Instructions to follow: Please condense the paragraph of the figure caption that begins "a Graphical abstract depicting" into a bulleted list that keeps its main facts.

Fig. 1: Dataset overview.
From: A generalizable machine learning framework for classifying DNA repair defects using ctDNA exomes

a Graphical abstract depicting development of a machine learning classifier for identifying DNA damage repair defects in metastatic prostate and bladder cancers. Pre-evaluated clinical ctDNA samples from multiple sources were selected for whole-exome sequencing and used to train interpretable XGBoost models. b Oncoprint showing assigned DNA damage repair labels (assigned from prior deep targeted sequencing) and selected somatic features of the whole-exome sequencing cohort including signature weights and mutation counts. Log depth ratios (LDR) are the normalised average from targeted sequencing. c–f Comparison between naïve somatic features of all samples assigned to each DNA damage repair label, including the number of single nucleotide variants (SNVs) and indels, the proportion of the genome affected by a copy number variant (CNV) relative to base ploidy, and the overall genome ploidy. P-values are from Mann–Whitney U tests. For the box and whisker plots, the box encompasses the interquartile range, the midpoint of the box represents the median, and the whiskers extend 1.5× beyond the interquartile range. †Note that the mismatch repair defective (MMRd) label reflects integrated results from ctDNA gene panel sequencing, whole-exome sequencing, intron sequencing as well as immunohistochemical staining of MSH2, MSH6, MLH1, and PMS2 in archival primary tissue.

Given records:
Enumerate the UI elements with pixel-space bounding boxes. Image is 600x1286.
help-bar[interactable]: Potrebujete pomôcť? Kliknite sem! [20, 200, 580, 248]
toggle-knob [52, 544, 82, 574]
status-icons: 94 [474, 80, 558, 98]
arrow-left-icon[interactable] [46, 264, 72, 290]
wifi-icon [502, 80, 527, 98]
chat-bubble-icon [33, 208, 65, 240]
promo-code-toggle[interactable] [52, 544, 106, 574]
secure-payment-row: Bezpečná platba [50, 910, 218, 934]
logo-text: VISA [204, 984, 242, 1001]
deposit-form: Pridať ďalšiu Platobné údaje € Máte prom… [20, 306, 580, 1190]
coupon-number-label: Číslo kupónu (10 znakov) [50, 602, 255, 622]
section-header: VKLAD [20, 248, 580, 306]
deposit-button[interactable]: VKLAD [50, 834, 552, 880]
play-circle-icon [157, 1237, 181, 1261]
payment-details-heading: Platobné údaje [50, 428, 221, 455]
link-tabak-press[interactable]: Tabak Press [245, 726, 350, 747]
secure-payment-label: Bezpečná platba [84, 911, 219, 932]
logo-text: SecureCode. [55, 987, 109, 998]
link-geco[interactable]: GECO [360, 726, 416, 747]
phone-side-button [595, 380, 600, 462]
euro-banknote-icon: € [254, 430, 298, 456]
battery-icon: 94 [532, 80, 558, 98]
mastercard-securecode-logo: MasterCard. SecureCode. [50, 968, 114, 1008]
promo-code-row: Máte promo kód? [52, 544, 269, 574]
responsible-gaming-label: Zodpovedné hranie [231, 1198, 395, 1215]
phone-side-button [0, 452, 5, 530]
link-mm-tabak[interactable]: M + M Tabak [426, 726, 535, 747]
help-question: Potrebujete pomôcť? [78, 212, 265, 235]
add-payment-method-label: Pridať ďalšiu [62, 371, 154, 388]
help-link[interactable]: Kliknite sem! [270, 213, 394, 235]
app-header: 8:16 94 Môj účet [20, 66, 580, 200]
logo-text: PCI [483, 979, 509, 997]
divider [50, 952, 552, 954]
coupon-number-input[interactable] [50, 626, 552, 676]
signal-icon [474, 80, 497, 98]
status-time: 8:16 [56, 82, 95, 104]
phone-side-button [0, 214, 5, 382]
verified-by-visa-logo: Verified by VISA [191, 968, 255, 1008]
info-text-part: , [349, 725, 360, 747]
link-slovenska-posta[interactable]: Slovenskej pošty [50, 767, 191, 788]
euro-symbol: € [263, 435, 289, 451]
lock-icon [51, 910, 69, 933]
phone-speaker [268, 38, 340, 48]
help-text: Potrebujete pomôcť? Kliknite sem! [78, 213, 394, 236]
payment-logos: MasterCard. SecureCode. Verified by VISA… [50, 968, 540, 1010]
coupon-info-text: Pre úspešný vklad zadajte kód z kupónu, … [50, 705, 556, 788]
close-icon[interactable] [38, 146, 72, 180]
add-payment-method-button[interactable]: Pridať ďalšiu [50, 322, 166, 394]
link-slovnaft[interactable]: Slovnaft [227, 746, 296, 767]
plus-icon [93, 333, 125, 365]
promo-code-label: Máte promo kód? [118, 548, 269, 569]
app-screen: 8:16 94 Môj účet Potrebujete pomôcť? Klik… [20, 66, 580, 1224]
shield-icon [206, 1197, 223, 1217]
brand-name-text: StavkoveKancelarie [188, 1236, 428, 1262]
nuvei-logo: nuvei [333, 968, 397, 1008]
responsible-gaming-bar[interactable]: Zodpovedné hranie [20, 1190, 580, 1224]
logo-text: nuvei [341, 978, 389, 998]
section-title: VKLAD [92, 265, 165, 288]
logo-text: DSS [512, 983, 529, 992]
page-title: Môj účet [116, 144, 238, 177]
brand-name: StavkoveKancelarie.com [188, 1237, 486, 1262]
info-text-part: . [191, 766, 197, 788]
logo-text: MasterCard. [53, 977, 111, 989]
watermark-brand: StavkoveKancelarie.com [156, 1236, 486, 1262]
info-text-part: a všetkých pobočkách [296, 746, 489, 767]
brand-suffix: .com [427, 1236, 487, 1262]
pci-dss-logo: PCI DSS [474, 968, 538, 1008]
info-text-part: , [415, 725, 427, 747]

Result of the exercise:
- a: Graphical abstract of building a machine learning classifier that identifies DNA damage repair defects in metastatic prostate and bladder cancers; pre-evaluated clinical ctDNA samples from multiple sources underwent whole-exome sequencing and trained interpretable XGBoost models.
- b: Oncoprint of the whole-exome sequencing cohort showing DNA damage repair labels (assigned from prior deep targeted sequencing) and selected somatic features, including signature weights and mutation counts; log depth ratios (LDR) are the normalized average from targeted sequencing.
- c–f: Comparison of naïve somatic features across samples by DNA damage repair label: SNV and indel counts, the proportion of the genome affected by a CNV relative to base ploidy, and overall genome ploidy; P-values come from Mann–Whitney U tests.
- Box plots: the box spans the interquartile range, its midpoint is the median, and whiskers extend 1.5× beyond the interquartile range.
- †: The MMRd label integrates ctDNA gene panel sequencing, whole-exome sequencing, intron sequencing, and immunohistochemical staining of MSH2, MSH6, MLH1, and PMS2 in archival primary tissue.